## WHAT IS ASKED
For every line in the data below that contains "propietat", copy the line.

## DATASET EXTRACT
--- start ---
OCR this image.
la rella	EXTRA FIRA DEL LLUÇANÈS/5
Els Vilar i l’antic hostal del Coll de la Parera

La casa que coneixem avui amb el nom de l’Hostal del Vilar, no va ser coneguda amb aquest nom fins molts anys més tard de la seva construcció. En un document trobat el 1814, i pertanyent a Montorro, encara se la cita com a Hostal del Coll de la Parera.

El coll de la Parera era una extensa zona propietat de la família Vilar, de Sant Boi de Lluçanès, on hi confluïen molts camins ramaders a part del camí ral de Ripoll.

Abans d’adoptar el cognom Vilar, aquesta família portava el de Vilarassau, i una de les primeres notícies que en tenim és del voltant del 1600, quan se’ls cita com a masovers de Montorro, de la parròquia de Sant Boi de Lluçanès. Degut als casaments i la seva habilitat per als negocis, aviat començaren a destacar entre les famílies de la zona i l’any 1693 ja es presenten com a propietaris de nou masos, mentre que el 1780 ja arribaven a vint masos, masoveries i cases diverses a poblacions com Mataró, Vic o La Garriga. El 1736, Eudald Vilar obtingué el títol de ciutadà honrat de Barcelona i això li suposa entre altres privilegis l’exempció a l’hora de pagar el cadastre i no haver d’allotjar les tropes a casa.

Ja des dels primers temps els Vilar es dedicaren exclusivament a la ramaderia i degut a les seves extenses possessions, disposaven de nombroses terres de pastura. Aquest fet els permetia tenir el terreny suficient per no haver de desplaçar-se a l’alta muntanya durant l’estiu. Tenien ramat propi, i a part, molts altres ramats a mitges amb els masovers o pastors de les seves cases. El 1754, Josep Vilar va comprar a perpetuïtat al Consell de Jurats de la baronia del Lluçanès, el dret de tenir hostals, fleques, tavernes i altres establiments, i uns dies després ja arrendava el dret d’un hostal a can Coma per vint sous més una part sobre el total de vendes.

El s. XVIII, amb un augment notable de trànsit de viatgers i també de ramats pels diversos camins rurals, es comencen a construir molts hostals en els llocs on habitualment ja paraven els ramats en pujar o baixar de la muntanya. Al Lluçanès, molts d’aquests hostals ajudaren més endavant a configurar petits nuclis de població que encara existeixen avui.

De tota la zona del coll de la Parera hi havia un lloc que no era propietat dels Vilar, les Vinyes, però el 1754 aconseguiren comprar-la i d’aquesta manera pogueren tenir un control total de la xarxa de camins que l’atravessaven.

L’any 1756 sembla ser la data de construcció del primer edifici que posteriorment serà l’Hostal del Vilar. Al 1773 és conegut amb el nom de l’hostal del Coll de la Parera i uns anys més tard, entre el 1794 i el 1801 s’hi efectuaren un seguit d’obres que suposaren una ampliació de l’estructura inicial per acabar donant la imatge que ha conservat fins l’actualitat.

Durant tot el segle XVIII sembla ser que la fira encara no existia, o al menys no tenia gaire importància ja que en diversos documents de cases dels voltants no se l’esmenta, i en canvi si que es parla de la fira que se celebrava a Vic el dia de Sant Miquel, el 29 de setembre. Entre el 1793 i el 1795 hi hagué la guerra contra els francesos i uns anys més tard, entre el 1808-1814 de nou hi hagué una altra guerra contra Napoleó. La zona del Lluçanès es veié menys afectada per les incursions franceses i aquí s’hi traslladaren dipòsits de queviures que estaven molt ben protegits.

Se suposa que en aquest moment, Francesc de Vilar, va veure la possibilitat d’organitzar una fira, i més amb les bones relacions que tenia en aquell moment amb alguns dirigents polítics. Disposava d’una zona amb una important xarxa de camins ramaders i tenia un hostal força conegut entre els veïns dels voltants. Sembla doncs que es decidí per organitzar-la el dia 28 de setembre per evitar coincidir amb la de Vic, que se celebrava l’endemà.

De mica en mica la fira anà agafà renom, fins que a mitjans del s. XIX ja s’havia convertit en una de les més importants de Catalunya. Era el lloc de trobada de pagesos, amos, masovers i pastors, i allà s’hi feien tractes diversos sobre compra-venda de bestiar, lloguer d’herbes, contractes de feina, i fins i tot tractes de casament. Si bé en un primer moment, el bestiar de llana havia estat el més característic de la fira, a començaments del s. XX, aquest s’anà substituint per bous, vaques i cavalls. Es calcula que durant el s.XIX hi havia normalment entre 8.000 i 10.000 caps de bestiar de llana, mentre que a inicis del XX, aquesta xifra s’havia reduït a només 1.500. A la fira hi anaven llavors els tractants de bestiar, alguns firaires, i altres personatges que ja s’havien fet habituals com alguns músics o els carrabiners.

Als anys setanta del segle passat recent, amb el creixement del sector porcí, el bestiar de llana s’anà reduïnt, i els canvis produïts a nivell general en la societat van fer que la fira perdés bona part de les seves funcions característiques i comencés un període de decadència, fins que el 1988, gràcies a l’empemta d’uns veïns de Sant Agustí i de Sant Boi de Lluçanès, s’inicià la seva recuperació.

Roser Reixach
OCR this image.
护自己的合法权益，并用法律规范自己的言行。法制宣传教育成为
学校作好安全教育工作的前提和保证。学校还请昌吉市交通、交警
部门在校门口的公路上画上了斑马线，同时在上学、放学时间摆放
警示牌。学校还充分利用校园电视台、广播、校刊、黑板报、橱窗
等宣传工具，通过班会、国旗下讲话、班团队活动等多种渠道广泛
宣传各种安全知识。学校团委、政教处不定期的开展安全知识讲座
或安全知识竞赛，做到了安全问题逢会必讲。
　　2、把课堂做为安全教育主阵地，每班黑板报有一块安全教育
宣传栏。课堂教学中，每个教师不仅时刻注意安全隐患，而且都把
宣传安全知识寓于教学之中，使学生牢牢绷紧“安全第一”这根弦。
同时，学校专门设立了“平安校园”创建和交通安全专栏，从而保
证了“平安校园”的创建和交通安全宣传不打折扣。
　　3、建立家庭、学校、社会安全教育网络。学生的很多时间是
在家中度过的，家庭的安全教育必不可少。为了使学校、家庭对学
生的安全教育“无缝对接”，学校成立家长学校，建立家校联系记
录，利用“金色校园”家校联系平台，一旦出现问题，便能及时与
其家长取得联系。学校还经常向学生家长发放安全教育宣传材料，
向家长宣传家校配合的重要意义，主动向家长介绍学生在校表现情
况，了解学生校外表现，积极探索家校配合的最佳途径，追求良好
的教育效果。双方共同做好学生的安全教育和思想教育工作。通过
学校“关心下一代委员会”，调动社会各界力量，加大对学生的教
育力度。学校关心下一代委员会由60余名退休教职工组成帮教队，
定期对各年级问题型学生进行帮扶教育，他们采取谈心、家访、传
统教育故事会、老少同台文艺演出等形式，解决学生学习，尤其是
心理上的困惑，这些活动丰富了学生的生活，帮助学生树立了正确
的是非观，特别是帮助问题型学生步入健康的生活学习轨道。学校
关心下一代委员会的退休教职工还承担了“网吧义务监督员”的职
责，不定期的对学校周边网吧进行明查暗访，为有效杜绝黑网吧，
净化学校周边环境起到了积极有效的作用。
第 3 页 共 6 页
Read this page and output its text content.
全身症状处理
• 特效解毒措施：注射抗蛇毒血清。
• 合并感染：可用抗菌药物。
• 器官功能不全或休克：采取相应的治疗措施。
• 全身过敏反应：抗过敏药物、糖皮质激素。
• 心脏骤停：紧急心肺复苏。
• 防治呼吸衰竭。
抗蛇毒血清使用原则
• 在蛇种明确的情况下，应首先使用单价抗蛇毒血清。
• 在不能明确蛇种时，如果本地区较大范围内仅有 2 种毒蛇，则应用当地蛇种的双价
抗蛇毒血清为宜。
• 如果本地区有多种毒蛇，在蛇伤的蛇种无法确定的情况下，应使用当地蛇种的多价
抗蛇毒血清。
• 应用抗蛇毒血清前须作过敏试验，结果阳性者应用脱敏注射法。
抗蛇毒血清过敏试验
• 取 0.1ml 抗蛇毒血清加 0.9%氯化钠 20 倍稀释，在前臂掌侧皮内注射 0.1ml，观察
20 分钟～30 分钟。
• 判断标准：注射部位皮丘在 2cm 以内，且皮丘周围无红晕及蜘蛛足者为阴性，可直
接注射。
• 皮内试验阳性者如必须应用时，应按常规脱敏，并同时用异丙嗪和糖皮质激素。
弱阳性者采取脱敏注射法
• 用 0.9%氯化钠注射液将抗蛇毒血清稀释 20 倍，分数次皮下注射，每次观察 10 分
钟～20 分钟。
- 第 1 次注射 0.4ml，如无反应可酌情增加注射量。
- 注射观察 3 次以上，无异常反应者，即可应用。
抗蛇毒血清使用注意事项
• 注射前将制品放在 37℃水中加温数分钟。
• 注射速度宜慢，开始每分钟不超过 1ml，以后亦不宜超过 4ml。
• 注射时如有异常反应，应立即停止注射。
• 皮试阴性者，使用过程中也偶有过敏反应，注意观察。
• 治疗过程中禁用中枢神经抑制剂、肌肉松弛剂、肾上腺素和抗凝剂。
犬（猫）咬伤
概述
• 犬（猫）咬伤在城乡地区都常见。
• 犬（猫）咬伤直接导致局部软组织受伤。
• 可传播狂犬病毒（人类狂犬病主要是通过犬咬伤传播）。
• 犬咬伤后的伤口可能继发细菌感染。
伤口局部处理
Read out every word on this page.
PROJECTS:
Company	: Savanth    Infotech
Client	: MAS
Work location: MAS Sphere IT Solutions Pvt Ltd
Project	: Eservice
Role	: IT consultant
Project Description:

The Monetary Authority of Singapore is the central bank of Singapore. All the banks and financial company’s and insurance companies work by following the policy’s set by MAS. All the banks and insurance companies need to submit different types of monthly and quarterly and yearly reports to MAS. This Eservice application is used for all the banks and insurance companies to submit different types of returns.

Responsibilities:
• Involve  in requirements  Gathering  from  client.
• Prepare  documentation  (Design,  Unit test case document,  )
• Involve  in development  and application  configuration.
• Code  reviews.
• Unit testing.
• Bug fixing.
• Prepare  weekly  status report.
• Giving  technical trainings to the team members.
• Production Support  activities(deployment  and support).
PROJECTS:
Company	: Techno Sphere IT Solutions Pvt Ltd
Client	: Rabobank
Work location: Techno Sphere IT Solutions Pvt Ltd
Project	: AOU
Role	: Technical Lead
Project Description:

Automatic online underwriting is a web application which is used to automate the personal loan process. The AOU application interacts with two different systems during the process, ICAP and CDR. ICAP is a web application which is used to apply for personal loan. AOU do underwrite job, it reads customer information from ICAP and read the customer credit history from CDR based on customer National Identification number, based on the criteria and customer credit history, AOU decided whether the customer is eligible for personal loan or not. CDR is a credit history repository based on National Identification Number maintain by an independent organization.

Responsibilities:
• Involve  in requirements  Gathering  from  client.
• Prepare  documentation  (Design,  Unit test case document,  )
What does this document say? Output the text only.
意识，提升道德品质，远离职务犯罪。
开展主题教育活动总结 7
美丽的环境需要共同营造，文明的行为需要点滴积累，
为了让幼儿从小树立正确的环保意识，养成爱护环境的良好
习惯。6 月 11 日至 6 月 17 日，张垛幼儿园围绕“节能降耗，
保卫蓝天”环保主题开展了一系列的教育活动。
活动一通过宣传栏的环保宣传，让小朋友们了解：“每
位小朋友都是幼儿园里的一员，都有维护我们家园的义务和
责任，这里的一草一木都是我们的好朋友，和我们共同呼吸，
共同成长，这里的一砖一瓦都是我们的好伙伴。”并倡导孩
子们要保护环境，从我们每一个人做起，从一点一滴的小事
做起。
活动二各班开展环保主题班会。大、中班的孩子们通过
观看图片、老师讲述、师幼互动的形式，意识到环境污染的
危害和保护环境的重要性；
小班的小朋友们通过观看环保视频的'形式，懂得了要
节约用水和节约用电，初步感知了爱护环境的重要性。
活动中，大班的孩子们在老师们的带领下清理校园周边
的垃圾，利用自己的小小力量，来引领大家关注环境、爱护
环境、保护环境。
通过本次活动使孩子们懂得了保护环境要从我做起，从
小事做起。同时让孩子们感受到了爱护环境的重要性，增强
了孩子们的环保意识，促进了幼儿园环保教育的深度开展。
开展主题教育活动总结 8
--- end ---
## RESPONSE
El coll de la Parera era una extensa zona propietat de la família Vilar, de Sant Boi de Lluçanès, on hi confluïen molts camins ramaders a part del camí ral de Ripoll.
De tota la zona del coll de la Parera hi havia un lloc que no era propietat dels Vilar, les Vinyes, però el 1754 aconseguiren comprar-la i d’aquesta manera pogueren tenir un control total de la xarxa de camins que l’atravessaven.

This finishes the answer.